Collected data entries
+ + + +

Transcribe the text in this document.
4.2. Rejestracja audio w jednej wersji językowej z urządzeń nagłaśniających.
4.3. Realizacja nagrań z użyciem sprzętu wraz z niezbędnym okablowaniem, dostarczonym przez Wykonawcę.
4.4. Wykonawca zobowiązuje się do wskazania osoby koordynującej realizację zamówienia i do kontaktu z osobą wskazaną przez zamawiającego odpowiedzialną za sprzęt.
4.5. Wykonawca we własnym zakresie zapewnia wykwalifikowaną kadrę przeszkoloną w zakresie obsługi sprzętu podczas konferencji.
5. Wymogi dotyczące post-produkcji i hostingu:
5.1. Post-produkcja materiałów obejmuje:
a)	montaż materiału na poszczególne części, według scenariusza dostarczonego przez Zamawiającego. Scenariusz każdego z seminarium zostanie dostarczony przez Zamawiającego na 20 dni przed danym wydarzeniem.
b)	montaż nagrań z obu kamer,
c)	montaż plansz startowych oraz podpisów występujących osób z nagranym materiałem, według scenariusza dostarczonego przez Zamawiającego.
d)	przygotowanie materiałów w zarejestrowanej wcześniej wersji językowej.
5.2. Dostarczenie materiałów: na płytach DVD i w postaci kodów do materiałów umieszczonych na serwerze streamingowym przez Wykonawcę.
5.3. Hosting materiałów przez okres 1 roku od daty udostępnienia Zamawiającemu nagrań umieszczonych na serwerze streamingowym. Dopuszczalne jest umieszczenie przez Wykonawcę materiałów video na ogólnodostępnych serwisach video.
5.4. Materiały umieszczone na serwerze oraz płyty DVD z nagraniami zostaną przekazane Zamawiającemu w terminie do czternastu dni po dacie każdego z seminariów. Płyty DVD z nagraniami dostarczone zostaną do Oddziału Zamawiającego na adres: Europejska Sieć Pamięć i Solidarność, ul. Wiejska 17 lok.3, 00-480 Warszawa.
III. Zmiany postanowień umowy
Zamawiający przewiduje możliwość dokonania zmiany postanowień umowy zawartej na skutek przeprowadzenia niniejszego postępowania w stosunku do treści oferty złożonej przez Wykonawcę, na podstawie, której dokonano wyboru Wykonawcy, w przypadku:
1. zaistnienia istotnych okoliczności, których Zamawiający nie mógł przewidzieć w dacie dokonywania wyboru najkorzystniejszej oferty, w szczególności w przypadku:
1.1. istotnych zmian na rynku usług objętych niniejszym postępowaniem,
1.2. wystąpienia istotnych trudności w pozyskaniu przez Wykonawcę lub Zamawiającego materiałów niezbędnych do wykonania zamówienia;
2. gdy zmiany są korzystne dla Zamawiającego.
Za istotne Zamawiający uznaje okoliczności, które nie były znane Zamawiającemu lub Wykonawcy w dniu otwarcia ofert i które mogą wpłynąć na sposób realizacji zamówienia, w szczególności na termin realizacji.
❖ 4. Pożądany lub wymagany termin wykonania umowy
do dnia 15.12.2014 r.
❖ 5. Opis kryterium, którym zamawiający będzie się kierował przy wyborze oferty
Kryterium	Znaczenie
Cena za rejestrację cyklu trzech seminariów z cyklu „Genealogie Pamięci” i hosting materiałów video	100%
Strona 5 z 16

+ + + +

» Task details: Check every line of the data, and copy the ones that contain "według".

» Complete response:
a)	montaż materiału na poszczególne części, według scenariusza dostarczonego przez Zamawiającego. Scenariusz każdego z seminarium zostanie dostarczony przez Zamawiającego na 20 dni przed danym wydarzeniem.
c)	montaż plansz startowych oraz podpisów występujących osób z nagranym materiałem, według scenariusza dostarczonego przez Zamawiającego.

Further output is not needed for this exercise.